--- begin Data provided ---

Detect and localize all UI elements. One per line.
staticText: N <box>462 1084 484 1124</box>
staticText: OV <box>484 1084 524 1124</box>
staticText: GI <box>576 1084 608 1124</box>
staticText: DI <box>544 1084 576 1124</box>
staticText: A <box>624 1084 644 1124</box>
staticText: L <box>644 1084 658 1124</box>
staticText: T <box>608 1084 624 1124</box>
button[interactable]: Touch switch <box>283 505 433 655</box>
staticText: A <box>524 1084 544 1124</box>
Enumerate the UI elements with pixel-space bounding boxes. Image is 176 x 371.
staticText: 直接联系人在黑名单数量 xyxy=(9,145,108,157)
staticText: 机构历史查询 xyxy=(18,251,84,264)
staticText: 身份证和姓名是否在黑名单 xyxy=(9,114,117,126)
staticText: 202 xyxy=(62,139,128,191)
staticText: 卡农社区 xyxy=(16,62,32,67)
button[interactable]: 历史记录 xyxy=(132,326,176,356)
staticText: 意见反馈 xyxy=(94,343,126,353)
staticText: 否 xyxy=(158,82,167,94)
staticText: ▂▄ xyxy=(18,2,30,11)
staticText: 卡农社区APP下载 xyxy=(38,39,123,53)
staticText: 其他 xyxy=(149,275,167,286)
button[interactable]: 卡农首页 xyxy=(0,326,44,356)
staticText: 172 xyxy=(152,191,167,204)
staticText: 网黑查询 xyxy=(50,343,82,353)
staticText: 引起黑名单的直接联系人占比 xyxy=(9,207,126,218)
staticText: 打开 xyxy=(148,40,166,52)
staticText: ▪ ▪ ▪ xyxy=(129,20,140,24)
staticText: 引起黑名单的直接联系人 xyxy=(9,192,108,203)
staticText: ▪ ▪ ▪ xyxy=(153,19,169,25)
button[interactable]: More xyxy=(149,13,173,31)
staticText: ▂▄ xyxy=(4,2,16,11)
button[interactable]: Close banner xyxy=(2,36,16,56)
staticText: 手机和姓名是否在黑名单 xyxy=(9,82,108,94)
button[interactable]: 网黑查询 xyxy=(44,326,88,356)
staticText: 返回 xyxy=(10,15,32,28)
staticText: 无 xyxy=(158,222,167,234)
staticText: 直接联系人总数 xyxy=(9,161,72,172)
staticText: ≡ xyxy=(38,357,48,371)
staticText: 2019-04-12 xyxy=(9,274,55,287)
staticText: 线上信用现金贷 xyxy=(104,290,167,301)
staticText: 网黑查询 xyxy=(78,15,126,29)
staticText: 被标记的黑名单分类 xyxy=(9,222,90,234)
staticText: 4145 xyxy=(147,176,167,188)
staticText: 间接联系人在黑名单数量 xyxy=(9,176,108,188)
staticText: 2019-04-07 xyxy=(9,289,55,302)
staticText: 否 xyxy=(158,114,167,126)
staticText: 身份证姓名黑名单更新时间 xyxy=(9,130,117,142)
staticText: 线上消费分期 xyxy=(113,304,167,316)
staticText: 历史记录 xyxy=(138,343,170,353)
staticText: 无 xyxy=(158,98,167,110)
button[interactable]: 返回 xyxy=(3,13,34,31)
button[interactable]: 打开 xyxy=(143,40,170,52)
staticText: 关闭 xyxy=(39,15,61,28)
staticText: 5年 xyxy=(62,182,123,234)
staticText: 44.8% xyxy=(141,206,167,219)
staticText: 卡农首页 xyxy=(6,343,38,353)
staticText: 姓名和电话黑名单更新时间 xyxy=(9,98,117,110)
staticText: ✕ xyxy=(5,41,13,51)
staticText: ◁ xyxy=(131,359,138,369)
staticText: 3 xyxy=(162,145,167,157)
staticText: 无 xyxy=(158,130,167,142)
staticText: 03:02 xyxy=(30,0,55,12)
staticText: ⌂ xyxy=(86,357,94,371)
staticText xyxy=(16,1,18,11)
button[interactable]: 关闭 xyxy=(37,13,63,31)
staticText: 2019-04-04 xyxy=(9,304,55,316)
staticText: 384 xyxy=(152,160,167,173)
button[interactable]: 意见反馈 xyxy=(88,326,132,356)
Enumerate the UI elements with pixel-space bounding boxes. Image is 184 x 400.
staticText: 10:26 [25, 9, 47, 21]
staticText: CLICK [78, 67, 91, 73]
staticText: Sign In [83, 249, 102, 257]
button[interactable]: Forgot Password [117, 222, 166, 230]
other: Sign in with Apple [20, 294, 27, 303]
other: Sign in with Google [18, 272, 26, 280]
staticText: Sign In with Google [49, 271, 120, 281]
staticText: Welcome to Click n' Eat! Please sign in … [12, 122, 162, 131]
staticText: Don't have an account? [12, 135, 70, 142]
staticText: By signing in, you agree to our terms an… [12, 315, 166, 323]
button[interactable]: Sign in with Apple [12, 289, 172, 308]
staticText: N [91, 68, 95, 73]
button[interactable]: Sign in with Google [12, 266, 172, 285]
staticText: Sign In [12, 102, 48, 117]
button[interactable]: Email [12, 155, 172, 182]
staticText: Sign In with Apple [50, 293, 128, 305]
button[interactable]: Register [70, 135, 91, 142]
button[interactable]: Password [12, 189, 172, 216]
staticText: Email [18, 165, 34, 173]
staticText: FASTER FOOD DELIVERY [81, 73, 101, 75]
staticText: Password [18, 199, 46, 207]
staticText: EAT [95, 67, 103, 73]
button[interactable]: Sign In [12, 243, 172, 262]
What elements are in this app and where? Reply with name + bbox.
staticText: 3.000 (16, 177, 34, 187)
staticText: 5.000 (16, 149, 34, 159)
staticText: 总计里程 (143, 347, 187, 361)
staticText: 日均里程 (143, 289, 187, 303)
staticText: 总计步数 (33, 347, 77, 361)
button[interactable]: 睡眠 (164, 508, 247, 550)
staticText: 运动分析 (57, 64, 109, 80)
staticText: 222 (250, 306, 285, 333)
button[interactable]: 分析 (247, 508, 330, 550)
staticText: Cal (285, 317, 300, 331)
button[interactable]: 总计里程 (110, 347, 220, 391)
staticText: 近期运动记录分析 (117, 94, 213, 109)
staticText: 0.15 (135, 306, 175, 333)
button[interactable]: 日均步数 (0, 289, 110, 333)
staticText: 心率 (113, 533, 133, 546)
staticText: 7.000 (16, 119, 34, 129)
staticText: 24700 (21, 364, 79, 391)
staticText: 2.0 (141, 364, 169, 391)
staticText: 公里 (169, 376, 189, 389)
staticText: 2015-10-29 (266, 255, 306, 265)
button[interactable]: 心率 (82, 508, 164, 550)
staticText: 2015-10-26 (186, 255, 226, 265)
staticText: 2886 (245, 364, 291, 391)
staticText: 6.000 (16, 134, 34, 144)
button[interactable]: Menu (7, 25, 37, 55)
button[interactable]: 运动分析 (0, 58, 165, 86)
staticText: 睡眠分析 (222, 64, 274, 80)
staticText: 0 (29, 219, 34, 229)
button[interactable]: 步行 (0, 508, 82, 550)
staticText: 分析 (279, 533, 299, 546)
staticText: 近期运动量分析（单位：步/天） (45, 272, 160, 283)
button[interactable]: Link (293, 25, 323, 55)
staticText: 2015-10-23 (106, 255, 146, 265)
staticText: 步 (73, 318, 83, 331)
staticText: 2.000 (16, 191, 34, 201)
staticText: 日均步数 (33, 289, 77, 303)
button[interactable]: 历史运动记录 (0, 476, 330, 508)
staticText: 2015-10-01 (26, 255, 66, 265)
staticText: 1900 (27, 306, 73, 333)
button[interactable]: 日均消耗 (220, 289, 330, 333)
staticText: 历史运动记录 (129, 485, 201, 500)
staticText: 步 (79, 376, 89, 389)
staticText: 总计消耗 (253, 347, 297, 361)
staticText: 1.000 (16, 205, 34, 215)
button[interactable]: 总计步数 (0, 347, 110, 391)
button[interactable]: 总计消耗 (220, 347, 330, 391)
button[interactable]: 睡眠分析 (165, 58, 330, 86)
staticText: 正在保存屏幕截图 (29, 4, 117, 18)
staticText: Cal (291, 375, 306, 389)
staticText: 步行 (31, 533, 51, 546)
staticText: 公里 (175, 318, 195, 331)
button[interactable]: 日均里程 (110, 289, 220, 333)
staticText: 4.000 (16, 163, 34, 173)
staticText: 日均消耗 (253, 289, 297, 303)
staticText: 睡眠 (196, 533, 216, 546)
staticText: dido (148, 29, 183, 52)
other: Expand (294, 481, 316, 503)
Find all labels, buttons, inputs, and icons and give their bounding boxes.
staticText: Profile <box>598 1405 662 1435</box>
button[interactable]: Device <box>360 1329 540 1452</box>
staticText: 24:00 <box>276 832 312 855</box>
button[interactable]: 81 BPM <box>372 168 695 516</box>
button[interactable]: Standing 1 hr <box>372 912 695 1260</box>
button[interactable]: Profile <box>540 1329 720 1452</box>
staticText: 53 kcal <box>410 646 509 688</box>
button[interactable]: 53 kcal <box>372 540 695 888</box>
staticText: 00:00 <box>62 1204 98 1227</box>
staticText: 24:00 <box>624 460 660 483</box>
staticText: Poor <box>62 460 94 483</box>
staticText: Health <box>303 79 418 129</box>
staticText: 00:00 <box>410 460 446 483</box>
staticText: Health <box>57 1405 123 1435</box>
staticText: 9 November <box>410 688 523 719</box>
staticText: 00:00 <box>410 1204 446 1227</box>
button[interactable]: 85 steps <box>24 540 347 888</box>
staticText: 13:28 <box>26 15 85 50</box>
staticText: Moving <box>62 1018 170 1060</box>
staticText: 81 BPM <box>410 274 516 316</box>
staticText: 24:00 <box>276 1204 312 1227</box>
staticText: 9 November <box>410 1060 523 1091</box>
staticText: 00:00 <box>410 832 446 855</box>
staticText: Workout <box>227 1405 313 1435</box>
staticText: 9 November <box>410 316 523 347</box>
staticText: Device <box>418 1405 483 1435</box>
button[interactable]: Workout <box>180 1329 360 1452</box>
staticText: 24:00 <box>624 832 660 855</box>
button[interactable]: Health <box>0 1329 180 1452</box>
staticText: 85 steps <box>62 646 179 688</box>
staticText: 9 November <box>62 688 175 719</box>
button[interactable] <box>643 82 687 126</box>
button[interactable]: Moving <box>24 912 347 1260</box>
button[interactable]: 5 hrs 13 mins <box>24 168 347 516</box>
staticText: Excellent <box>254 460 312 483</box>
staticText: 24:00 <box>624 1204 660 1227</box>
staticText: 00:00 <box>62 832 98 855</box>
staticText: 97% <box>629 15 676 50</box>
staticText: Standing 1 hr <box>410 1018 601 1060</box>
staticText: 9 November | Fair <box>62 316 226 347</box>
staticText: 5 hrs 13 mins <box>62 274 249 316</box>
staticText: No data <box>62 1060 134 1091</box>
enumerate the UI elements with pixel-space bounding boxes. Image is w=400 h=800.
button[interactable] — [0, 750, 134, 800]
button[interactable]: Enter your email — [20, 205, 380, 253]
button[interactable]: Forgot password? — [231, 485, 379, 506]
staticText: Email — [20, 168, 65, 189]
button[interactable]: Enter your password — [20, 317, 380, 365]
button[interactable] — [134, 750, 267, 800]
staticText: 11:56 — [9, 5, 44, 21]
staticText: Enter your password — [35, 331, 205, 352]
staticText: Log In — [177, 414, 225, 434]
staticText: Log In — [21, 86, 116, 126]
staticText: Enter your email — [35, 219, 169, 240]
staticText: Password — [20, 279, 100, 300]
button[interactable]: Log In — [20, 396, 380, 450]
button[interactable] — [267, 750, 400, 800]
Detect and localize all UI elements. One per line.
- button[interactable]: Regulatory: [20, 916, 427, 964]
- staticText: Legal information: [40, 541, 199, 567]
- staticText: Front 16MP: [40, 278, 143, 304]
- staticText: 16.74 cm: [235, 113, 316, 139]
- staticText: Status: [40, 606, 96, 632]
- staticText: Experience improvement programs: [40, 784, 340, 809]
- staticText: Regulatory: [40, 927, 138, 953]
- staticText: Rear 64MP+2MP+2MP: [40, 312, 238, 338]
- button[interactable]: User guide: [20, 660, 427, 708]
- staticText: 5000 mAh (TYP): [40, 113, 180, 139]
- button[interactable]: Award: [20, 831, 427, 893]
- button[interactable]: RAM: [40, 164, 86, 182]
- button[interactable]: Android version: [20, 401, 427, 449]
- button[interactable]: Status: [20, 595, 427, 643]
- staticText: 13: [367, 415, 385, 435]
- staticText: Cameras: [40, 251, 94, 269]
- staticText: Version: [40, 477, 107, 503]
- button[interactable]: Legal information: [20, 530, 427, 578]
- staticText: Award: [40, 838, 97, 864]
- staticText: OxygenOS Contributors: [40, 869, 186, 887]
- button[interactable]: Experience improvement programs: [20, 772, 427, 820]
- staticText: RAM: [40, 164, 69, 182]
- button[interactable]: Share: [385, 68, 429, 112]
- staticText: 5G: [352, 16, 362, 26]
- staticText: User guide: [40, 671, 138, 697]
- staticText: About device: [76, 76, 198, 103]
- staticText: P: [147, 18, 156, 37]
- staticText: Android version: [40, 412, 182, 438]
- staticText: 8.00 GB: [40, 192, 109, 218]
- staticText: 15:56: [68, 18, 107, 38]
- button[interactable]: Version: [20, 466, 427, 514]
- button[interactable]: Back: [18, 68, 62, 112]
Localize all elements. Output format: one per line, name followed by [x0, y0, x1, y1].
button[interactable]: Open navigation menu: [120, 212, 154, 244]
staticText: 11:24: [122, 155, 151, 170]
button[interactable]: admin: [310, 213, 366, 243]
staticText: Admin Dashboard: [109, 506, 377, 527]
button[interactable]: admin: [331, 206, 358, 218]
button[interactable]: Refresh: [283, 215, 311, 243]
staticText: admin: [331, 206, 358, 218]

--- end Data provided ---

Render the lines from the first line of the records through the line containing "staticText: L <box>644 1084 658 1124</box>", both included, as a JSON list of strings with one string per line and blank lines omitted.

[
  "Detect and localize all UI elements. One per line.",
  "staticText: N <box>462 1084 484 1124</box>",
  "staticText: OV <box>484 1084 524 1124</box>",
  "staticText: GI <box>576 1084 608 1124</box>",
  "staticText: DI <box>544 1084 576 1124</box>",
  "staticText: A <box>624 1084 644 1124</box>",
  "staticText: L <box>644 1084 658 1124</box>"
]